* begin Data section *
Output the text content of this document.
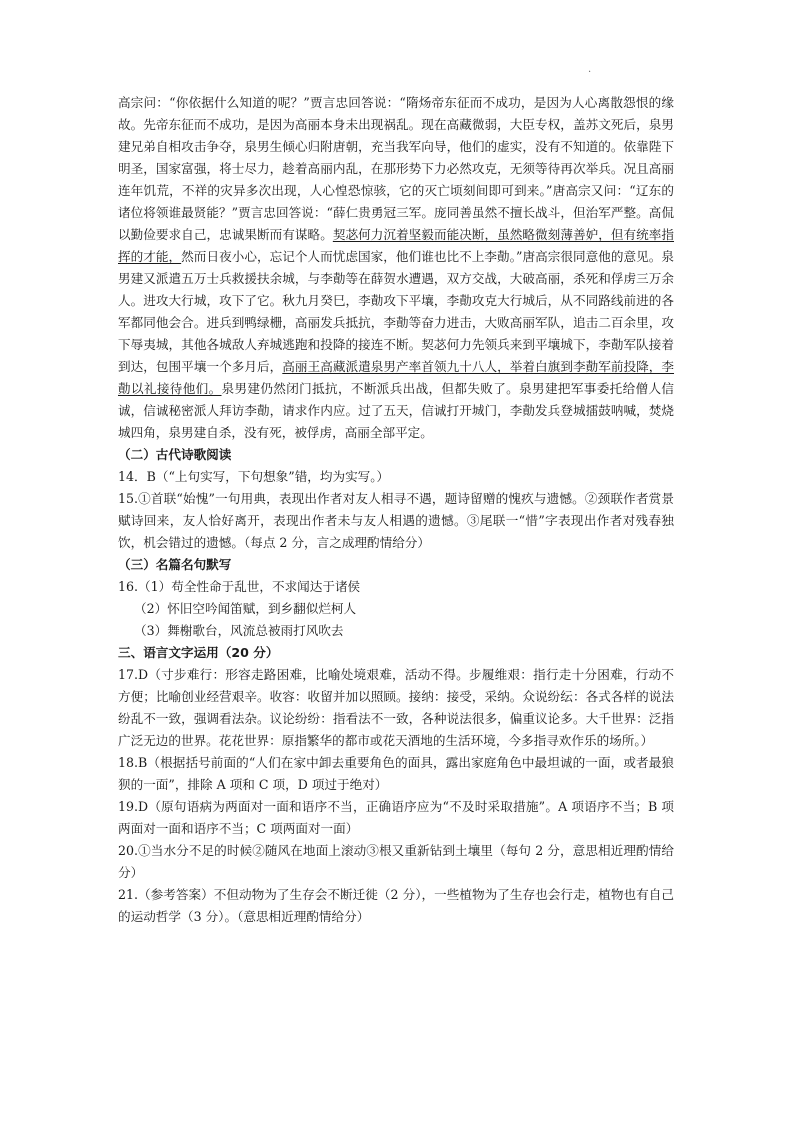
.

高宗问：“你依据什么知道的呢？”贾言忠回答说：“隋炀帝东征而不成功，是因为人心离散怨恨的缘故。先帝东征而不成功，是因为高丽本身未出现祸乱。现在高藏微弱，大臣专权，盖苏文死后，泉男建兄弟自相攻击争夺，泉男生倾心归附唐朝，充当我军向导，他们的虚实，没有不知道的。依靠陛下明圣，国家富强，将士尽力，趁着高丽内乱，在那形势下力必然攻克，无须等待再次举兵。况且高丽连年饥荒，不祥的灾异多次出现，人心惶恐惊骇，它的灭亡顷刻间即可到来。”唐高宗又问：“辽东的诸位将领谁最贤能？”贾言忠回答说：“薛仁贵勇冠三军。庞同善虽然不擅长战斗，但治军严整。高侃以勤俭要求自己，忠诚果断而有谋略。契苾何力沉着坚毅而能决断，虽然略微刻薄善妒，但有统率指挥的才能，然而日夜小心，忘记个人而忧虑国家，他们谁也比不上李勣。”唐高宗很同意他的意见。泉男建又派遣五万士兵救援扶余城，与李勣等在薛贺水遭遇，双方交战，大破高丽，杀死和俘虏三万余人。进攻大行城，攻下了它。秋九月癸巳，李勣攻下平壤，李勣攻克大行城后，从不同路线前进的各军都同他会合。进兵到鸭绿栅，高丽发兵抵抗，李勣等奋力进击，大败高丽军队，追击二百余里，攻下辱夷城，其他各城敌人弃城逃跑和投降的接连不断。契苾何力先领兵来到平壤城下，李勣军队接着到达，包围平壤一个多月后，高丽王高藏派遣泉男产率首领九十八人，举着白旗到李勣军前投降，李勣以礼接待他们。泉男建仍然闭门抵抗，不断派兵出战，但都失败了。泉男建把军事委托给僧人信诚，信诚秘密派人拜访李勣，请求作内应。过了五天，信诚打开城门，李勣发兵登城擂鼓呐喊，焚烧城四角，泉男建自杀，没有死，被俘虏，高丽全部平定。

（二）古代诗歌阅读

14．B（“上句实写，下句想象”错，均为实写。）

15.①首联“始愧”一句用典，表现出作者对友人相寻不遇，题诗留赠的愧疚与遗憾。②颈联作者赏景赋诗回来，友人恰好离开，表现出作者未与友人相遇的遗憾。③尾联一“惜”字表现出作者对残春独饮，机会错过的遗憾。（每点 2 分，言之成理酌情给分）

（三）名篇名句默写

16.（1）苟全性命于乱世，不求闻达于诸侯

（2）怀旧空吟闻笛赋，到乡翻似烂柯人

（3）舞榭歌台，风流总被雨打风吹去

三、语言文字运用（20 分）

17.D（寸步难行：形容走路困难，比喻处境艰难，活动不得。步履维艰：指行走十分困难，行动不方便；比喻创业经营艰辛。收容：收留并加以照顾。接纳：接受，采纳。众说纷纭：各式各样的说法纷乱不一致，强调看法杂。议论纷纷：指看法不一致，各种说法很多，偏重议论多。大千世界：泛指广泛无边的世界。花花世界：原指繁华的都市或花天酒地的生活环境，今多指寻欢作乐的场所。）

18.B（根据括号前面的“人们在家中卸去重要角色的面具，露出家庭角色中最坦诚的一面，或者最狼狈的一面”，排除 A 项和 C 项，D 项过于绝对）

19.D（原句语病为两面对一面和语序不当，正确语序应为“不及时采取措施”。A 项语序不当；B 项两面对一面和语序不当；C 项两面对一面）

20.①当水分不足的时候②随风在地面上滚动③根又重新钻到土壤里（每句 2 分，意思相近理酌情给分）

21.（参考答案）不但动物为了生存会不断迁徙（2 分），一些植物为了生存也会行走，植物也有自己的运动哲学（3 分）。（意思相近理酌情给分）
* end Data section *
* begin Data section *
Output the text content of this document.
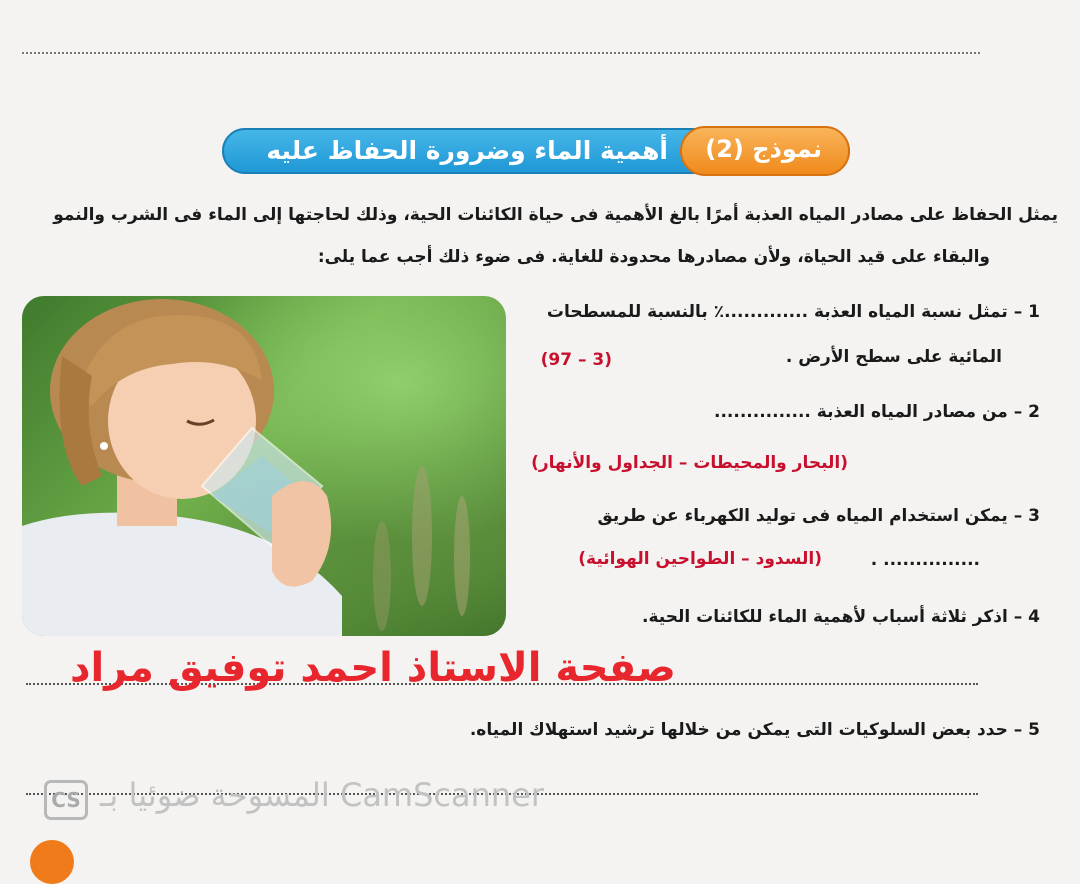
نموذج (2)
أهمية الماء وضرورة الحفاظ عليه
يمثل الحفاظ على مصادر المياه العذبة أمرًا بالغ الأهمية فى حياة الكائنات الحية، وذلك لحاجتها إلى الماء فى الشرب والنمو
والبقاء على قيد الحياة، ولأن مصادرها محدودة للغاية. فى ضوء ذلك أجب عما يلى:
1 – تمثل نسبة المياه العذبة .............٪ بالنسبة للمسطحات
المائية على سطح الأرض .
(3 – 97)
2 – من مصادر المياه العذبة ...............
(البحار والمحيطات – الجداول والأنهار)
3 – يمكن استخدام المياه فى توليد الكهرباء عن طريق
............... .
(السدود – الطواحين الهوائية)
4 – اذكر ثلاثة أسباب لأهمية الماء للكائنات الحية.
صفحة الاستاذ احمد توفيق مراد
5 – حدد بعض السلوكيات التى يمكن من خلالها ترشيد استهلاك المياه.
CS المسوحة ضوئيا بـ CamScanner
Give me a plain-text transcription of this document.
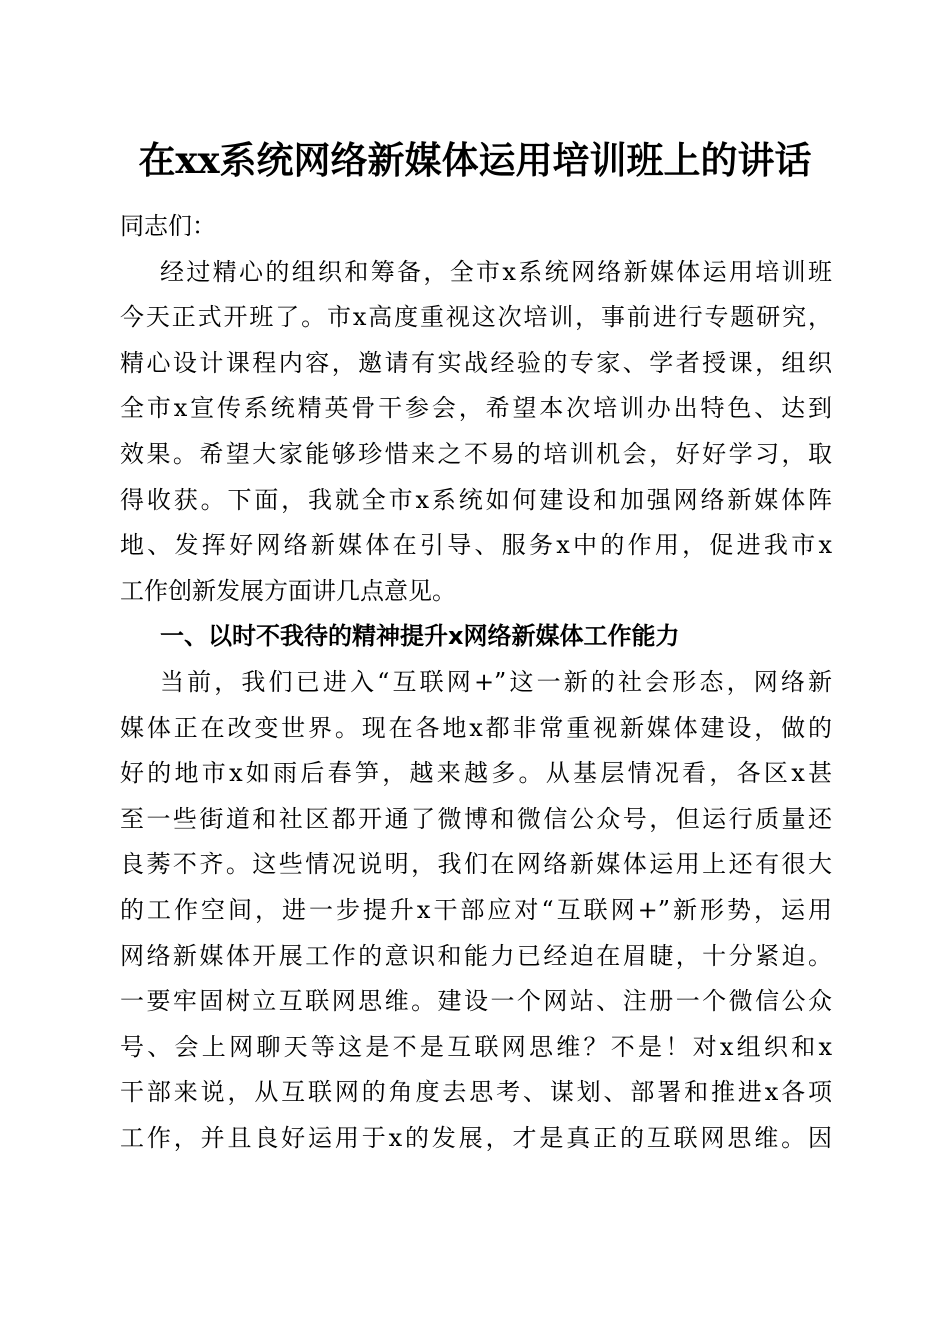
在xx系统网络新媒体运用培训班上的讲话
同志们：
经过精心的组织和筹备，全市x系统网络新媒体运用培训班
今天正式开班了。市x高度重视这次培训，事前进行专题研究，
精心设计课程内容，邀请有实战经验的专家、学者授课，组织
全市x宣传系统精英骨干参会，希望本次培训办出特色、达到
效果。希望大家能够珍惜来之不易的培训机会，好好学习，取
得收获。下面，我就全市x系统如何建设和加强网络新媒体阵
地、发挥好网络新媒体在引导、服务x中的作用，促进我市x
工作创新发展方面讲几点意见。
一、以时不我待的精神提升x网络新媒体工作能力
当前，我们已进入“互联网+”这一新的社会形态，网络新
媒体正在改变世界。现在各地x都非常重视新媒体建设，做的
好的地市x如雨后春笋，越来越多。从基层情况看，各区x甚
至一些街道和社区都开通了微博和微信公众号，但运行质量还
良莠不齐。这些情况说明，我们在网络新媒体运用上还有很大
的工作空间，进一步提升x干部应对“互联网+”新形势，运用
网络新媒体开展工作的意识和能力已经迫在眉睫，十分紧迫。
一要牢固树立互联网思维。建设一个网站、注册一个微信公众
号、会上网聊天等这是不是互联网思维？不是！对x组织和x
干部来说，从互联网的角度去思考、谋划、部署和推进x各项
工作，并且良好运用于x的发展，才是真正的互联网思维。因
* end Data section *
* begin Data section *
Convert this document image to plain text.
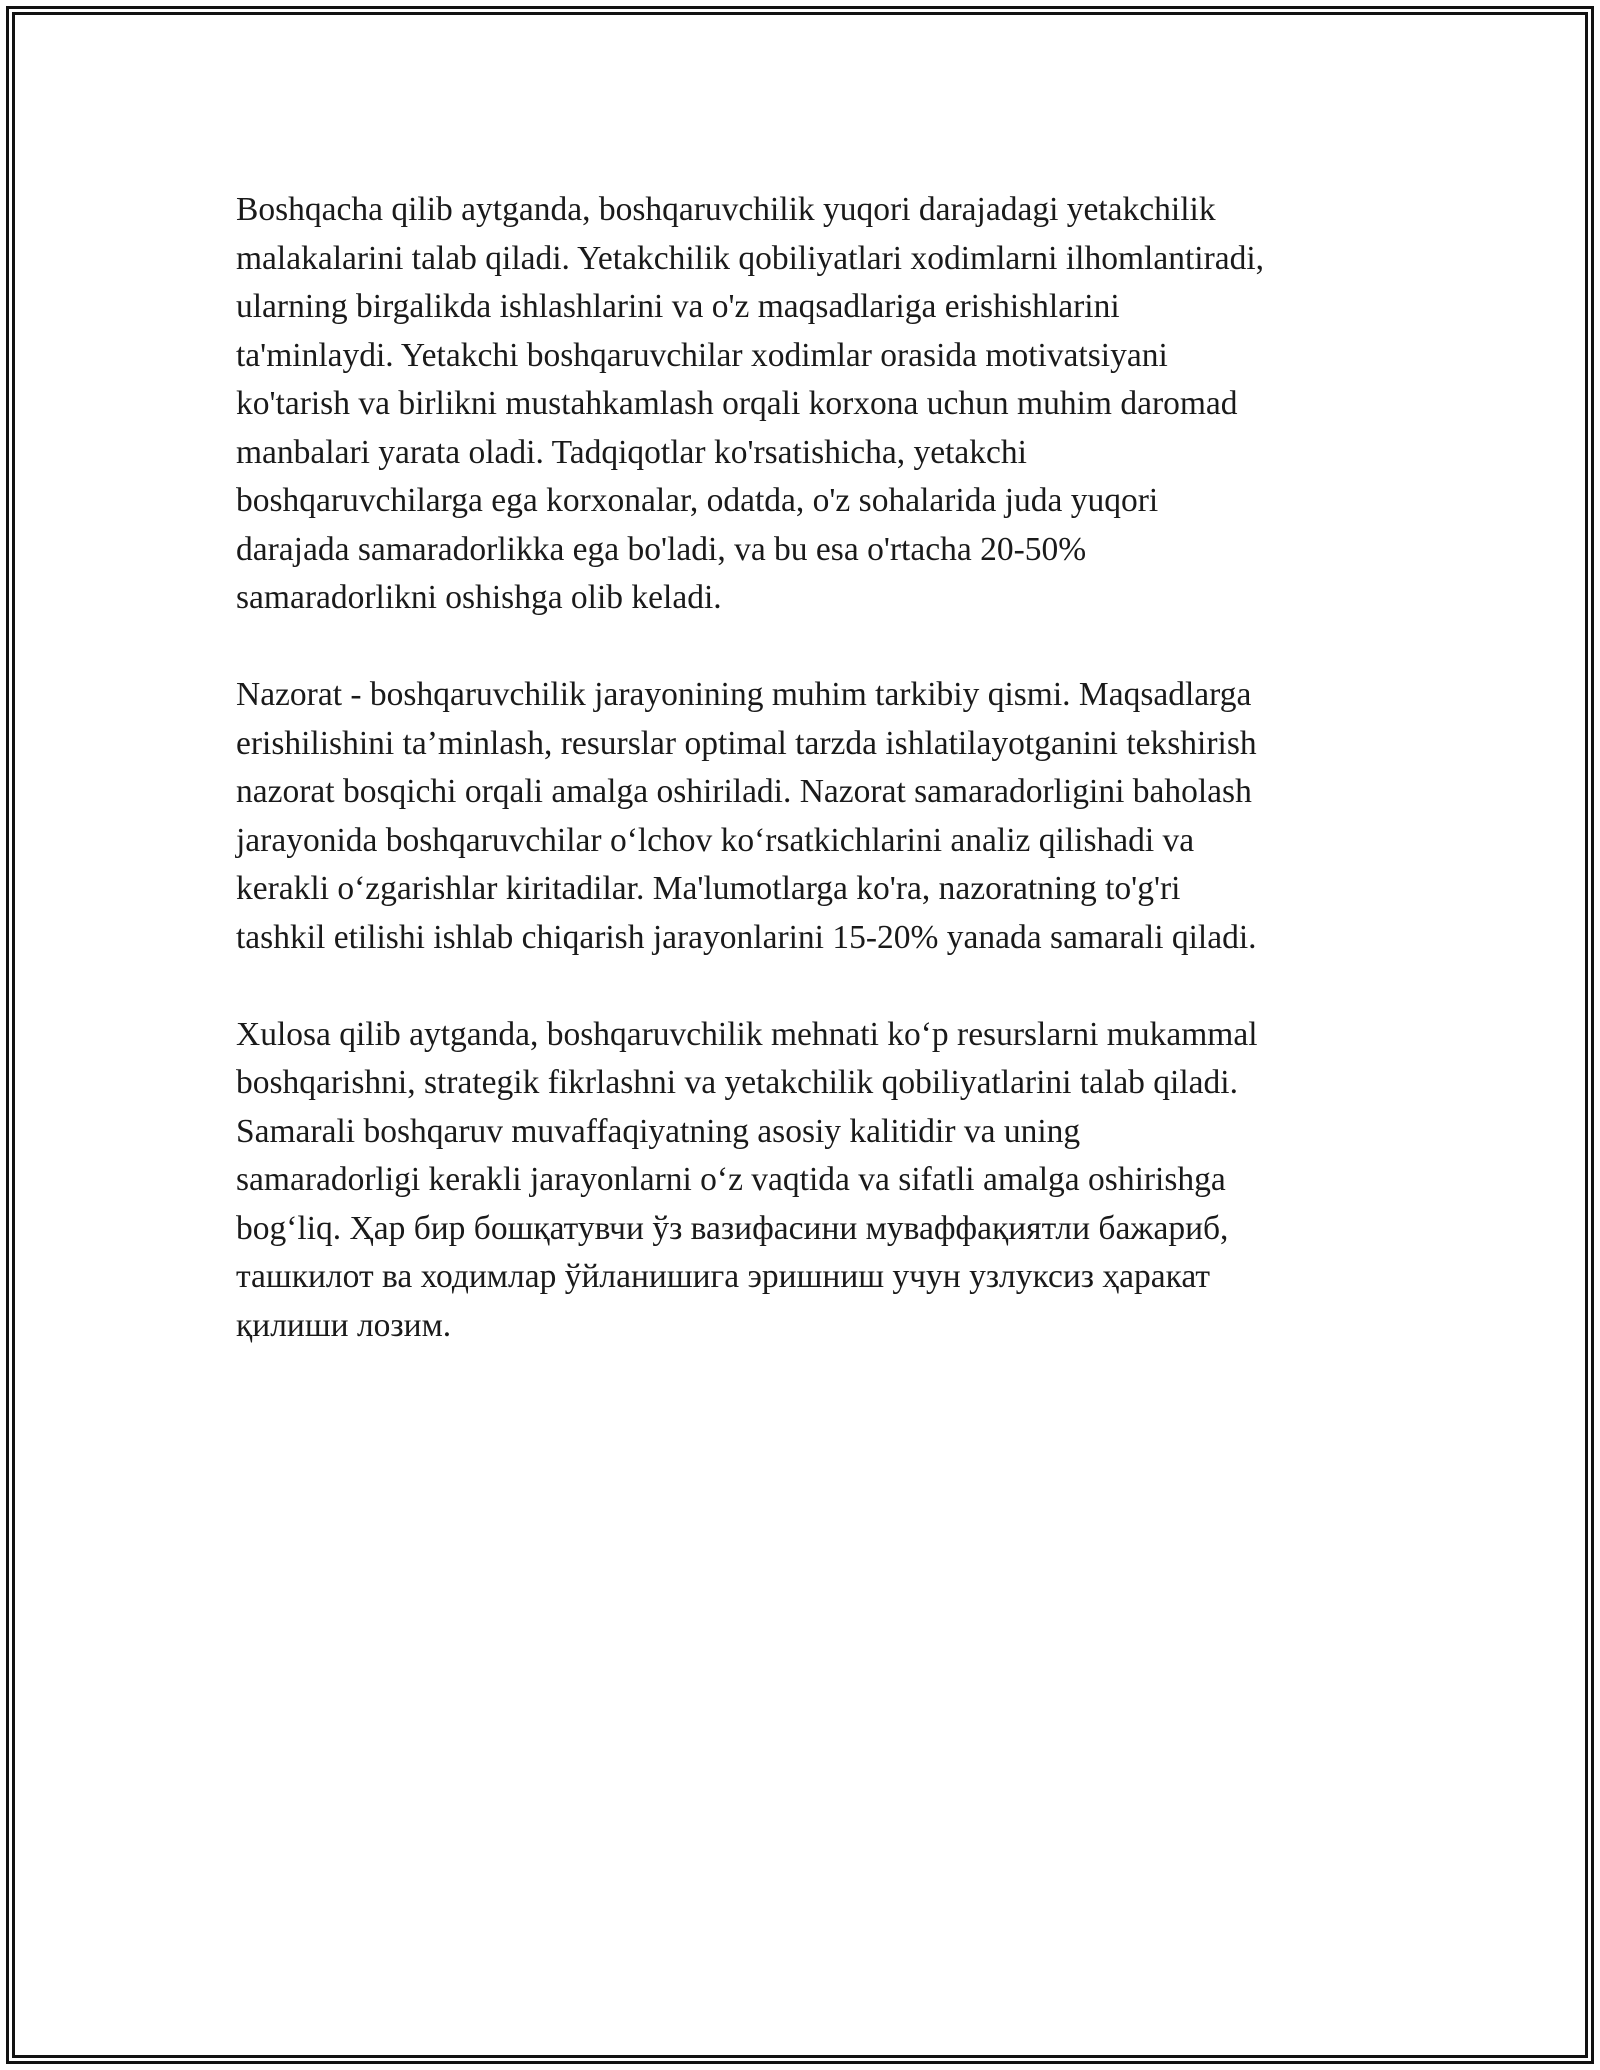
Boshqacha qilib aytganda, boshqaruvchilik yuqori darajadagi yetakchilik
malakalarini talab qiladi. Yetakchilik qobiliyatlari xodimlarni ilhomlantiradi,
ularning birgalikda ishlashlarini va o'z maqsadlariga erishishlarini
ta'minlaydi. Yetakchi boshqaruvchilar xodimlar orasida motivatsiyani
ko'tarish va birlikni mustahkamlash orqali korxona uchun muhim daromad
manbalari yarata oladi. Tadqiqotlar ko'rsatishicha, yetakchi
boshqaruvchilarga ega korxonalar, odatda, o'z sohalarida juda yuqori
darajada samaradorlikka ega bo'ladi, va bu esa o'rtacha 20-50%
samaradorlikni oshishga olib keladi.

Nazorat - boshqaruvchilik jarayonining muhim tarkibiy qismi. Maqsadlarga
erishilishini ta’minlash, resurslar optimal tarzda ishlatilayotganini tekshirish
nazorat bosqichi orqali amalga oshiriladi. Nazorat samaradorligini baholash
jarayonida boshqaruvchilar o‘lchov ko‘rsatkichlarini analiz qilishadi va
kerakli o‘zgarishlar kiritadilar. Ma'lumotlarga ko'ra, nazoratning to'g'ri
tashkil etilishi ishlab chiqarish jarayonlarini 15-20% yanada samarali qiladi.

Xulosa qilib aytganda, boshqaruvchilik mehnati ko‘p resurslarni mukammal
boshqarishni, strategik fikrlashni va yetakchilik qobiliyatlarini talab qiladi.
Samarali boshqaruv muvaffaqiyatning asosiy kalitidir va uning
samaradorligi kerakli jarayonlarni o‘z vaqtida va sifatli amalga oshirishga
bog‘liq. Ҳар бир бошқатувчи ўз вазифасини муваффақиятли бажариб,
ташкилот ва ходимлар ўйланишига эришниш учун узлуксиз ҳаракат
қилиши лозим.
* end Data section *
## [Task directions]
Looking at the data above, show all lines where the word "الماء" occurs.

## [Correct answer]
أهمية الماء وضرورة الحفاظ عليه
يمثل الحفاظ على مصادر المياه العذبة أمرًا بالغ الأهمية فى حياة الكائنات الحية، وذلك لحاجتها إلى الماء فى الشرب والنمو
4 – اذكر ثلاثة أسباب لأهمية الماء للكائنات الحية.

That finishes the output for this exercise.